>>>>

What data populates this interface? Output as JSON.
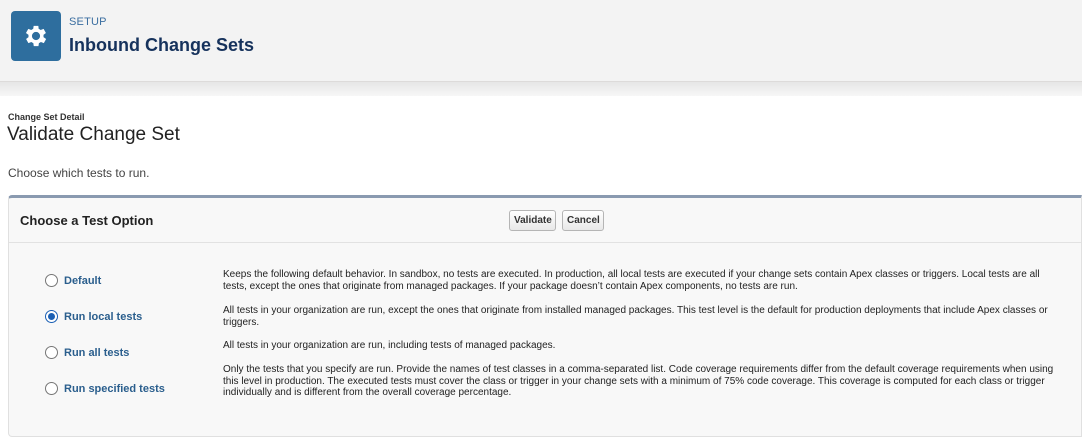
{
  "header": {
    "eyebrow": "SETUP",
    "title": "Inbound Change Sets",
    "icon": "gear-icon"
  },
  "page": {
    "breadcrumb": "Change Set Detail",
    "title": "Validate Change Set",
    "instructions": "Choose which tests to run."
  },
  "panel": {
    "title": "Choose a Test Option",
    "validate_label": "Validate",
    "cancel_label": "Cancel"
  },
  "options": [
    {
      "label": "Default",
      "selected": false,
      "description": "Keeps the following default behavior. In sandbox, no tests are executed. In production, all local tests are executed if your change sets contain Apex classes or triggers. Local tests are all tests, except the ones that originate from managed packages. If your package doesn’t contain Apex components, no tests are run."
    },
    {
      "label": "Run local tests",
      "selected": true,
      "description": "All tests in your organization are run, except the ones that originate from installed managed packages. This test level is the default for production deployments that include Apex classes or triggers."
    },
    {
      "label": "Run all tests",
      "selected": false,
      "description": "All tests in your organization are run, including tests of managed packages."
    },
    {
      "label": "Run specified tests",
      "selected": false,
      "description": "Only the tests that you specify are run. Provide the names of test classes in a comma-separated list. Code coverage requirements differ from the default coverage requirements when using this level in production. The executed tests must cover the class or trigger in your change sets with a minimum of 75% code coverage. This coverage is computed for each class or trigger individually and is different from the overall coverage percentage."
    }
  ],
  "colors": {
    "brand": "#2e6e9e",
    "link": "#2a5e8d",
    "radio_selected": "#1a5fb4"
  }
}
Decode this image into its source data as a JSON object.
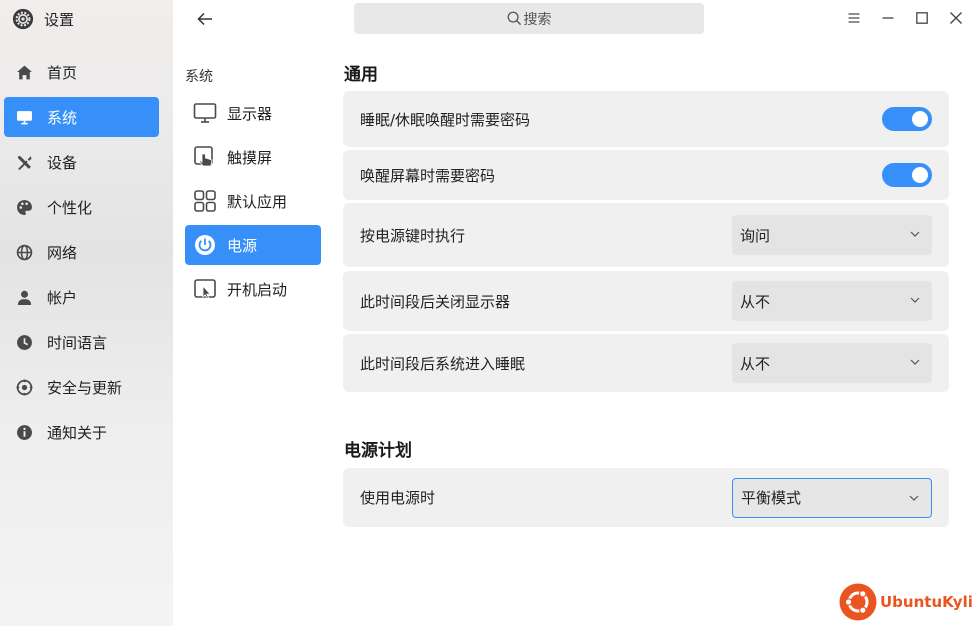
{
  "app": {
    "title": "设置"
  },
  "sidebar": {
    "items": [
      {
        "label": "首页",
        "icon": "home-icon"
      },
      {
        "label": "系统",
        "icon": "monitor-icon",
        "active": true
      },
      {
        "label": "设备",
        "icon": "tools-icon"
      },
      {
        "label": "个性化",
        "icon": "palette-icon"
      },
      {
        "label": "网络",
        "icon": "globe-icon"
      },
      {
        "label": "帐户",
        "icon": "user-icon"
      },
      {
        "label": "时间语言",
        "icon": "clock-icon"
      },
      {
        "label": "安全与更新",
        "icon": "shield-icon"
      },
      {
        "label": "通知关于",
        "icon": "info-icon"
      }
    ]
  },
  "subnav": {
    "title": "系统",
    "items": [
      {
        "label": "显示器",
        "icon": "display-icon"
      },
      {
        "label": "触摸屏",
        "icon": "touchscreen-icon"
      },
      {
        "label": "默认应用",
        "icon": "apps-grid-icon"
      },
      {
        "label": "电源",
        "icon": "power-icon",
        "active": true
      },
      {
        "label": "开机启动",
        "icon": "autostart-icon"
      }
    ]
  },
  "search": {
    "placeholder": "搜索"
  },
  "general": {
    "title": "通用",
    "sleep_password": {
      "label": "睡眠/休眠唤醒时需要密码",
      "enabled": true
    },
    "screen_password": {
      "label": "唤醒屏幕时需要密码",
      "enabled": true
    },
    "power_key": {
      "label": "按电源键时执行",
      "value": "询问"
    },
    "display_off": {
      "label": "此时间段后关闭显示器",
      "value": "从不"
    },
    "sleep_after": {
      "label": "此时间段后系统进入睡眠",
      "value": "从不"
    }
  },
  "power_plan": {
    "title": "电源计划",
    "on_power": {
      "label": "使用电源时",
      "value": "平衡模式"
    }
  },
  "brand": {
    "name": "UbuntuKylin"
  },
  "colors": {
    "accent": "#3790fa",
    "brand": "#e95420"
  }
}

<<<<

- [INSTRUCTION]: Drop the pictures, then reproduce exactly the lines from the one with "Decode this image" through the final line of the listing.

- [WRITTEN ANSWER]:
Decode this image into its source data as a JSON object.
{
  "app": {
    "title": "设置"
  },
  "sidebar": {
    "items": [
      {
        "label": "首页",
        "icon": "home-icon"
      },
      {
        "label": "系统",
        "icon": "monitor-icon",
        "active": true
      },
      {
        "label": "设备",
        "icon": "tools-icon"
      },
      {
        "label": "个性化",
        "icon": "palette-icon"
      },
      {
        "label": "网络",
        "icon": "globe-icon"
      },
      {
        "label": "帐户",
        "icon": "user-icon"
      },
      {
        "label": "时间语言",
        "icon": "clock-icon"
      },
      {
        "label": "安全与更新",
        "icon": "shield-icon"
      },
      {
        "label": "通知关于",
        "icon": "info-icon"
      }
    ]
  },
  "subnav": {
    "title": "系统",
    "items": [
      {
        "label": "显示器",
        "icon": "display-icon"
      },
      {
        "label": "触摸屏",
        "icon": "touchscreen-icon"
      },
      {
        "label": "默认应用",
        "icon": "apps-grid-icon"
      },
      {
        "label": "电源",
        "icon": "power-icon",
        "active": true
      },
      {
        "label": "开机启动",
        "icon": "autostart-icon"
      }
    ]
  },
  "search": {
    "placeholder": "搜索"
  },
  "general": {
    "title": "通用",
    "sleep_password": {
      "label": "睡眠/休眠唤醒时需要密码",
      "enabled": true
    },
    "screen_password": {
      "label": "唤醒屏幕时需要密码",
      "enabled": true
    },
    "power_key": {
      "label": "按电源键时执行",
      "value": "询问"
    },
    "display_off": {
      "label": "此时间段后关闭显示器",
      "value": "从不"
    },
    "sleep_after": {
      "label": "此时间段后系统进入睡眠",
      "value": "从不"
    }
  },
  "power_plan": {
    "title": "电源计划",
    "on_power": {
      "label": "使用电源时",
      "value": "平衡模式"
    }
  },
  "brand": {
    "name": "UbuntuKylin"
  },
  "colors": {
    "accent": "#3790fa",
    "brand": "#e95420"
  }
}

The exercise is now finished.